DIRECTIVE:
Retype all of the data exactly as given.

-------------------------

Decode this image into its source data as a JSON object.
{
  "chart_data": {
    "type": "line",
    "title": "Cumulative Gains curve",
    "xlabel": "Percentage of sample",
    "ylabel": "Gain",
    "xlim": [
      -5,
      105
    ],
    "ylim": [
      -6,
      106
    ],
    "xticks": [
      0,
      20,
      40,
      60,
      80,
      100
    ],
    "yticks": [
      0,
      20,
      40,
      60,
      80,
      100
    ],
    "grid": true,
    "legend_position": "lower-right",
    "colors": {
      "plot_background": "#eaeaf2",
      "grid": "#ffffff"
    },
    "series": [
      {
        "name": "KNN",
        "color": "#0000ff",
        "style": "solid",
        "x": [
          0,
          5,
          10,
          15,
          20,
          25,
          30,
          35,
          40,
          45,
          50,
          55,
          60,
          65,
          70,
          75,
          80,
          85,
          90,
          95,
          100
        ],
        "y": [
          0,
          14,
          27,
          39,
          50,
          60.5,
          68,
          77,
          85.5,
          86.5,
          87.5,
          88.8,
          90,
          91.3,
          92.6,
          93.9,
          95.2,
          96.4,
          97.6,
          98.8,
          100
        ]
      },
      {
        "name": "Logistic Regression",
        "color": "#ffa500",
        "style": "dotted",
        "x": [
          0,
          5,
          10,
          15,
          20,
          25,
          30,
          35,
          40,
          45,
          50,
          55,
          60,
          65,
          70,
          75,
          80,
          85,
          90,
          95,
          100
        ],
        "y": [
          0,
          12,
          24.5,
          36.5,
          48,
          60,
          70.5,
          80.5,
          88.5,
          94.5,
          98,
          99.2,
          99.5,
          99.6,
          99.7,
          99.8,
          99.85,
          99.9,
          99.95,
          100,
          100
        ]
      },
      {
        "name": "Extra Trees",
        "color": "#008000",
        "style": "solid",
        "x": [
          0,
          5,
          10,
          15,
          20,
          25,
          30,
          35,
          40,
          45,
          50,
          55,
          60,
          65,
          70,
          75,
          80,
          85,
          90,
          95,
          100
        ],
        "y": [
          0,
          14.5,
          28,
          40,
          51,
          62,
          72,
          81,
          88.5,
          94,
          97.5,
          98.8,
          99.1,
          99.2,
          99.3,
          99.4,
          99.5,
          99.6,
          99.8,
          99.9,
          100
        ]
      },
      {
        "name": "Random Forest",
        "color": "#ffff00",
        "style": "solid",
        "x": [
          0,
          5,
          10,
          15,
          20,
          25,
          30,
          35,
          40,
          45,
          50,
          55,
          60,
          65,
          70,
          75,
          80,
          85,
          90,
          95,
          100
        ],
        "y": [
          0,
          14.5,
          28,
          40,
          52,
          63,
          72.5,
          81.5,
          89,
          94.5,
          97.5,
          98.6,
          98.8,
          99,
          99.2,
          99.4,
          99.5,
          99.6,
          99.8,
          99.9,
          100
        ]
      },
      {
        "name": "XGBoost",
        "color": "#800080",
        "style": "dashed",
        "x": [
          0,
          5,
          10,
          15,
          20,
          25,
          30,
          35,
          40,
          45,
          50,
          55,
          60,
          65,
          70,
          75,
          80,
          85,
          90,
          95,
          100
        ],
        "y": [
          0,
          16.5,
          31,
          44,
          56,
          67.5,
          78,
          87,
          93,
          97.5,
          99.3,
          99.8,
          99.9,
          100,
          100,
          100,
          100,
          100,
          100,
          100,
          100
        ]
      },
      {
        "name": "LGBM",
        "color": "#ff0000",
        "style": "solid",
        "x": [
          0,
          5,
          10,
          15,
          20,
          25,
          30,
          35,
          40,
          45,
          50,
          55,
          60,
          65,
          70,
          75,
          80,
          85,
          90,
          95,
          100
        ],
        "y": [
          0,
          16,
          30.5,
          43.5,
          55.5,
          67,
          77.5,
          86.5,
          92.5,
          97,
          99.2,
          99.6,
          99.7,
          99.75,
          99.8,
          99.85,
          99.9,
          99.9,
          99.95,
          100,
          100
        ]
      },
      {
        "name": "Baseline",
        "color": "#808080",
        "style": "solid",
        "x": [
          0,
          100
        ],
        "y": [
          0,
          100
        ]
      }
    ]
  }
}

-------------------------

SOLUTION TO THE PROBLEM:
Decode this image into its source data as a JSON object.
{
  "chart_data": {
    "type": "line",
    "title": "Cumulative Gains curve",
    "xlabel": "Percentage of sample",
    "ylabel": "Gain",
    "xlim": [
      -5,
      105
    ],
    "ylim": [
      -6,
      106
    ],
    "xticks": [
      0,
      20,
      40,
      60,
      80,
      100
    ],
    "yticks": [
      0,
      20,
      40,
      60,
      80,
      100
    ],
    "grid": true,
    "legend_position": "lower-right",
    "colors": {
      "plot_background": "#eaeaf2",
      "grid": "#ffffff"
    },
    "series": [
      {
        "name": "KNN",
        "color": "#0000ff",
        "style": "solid",
        "x": [
          0,
          5,
          10,
          15,
          20,
          25,
          30,
          35,
          40,
          45,
          50,
          55,
          60,
          65,
          70,
          75,
          80,
          85,
          90,
          95,
          100
        ],
        "y": [
          0,
          14,
          27,
          39,
          50,
          60.5,
          68,
          77,
          85.5,
          86.5,
          87.5,
          88.8,
          90,
          91.3,
          92.6,
          93.9,
          95.2,
          96.4,
          97.6,
          98.8,
          100
        ]
      },
      {
        "name": "Logistic Regression",
        "color": "#ffa500",
        "style": "dotted",
        "x": [
          0,
          5,
          10,
          15,
          20,
          25,
          30,
          35,
          40,
          45,
          50,
          55,
          60,
          65,
          70,
          75,
          80,
          85,
          90,
          95,
          100
        ],
        "y": [
          0,
          12,
          24.5,
          36.5,
          48,
          60,
          70.5,
          80.5,
          88.5,
          94.5,
          98,
          99.2,
          99.5,
          99.6,
          99.7,
          99.8,
          99.85,
          99.9,
          99.95,
          100,
          100
        ]
      },
      {
        "name": "Extra Trees",
        "color": "#008000",
        "style": "solid",
        "x": [
          0,
          5,
          10,
          15,
          20,
          25,
          30,
          35,
          40,
          45,
          50,
          55,
          60,
          65,
          70,
          75,
          80,
          85,
          90,
          95,
          100
        ],
        "y": [
          0,
          14.5,
          28,
          40,
          51,
          62,
          72,
          81,
          88.5,
          94,
          97.5,
          98.8,
          99.1,
          99.2,
          99.3,
          99.4,
          99.5,
          99.6,
          99.8,
          99.9,
          100
        ]
      },
      {
        "name": "Random Forest",
        "color": "#ffff00",
        "style": "solid",
        "x": [
          0,
          5,
          10,
          15,
          20,
          25,
          30,
          35,
          40,
          45,
          50,
          55,
          60,
          65,
          70,
          75,
          80,
          85,
          90,
          95,
          100
        ],
        "y": [
          0,
          14.5,
          28,
          40,
          52,
          63,
          72.5,
          81.5,
          89,
          94.5,
          97.5,
          98.6,
          98.8,
          99,
          99.2,
          99.4,
          99.5,
          99.6,
          99.8,
          99.9,
          100
        ]
      },
      {
        "name": "XGBoost",
        "color": "#800080",
        "style": "dashed",
        "x": [
          0,
          5,
          10,
          15,
          20,
          25,
          30,
          35,
          40,
          45,
          50,
          55,
          60,
          65,
          70,
          75,
          80,
          85,
          90,
          95,
          100
        ],
        "y": [
          0,
          16.5,
          31,
          44,
          56,
          67.5,
          78,
          87,
          93,
          97.5,
          99.3,
          99.8,
          99.9,
          100,
          100,
          100,
          100,
          100,
          100,
          100,
          100
        ]
      },
      {
        "name": "LGBM",
        "color": "#ff0000",
        "style": "solid",
        "x": [
          0,
          5,
          10,
          15,
          20,
          25,
          30,
          35,
          40,
          45,
          50,
          55,
          60,
          65,
          70,
          75,
          80,
          85,
          90,
          95,
          100
        ],
        "y": [
          0,
          16,
          30.5,
          43.5,
          55.5,
          67,
          77.5,
          86.5,
          92.5,
          97,
          99.2,
          99.6,
          99.7,
          99.75,
          99.8,
          99.85,
          99.9,
          99.9,
          99.95,
          100,
          100
        ]
      },
      {
        "name": "Baseline",
        "color": "#808080",
        "style": "solid",
        "x": [
          0,
          100
        ],
        "y": [
          0,
          100
        ]
      }
    ]
  }
}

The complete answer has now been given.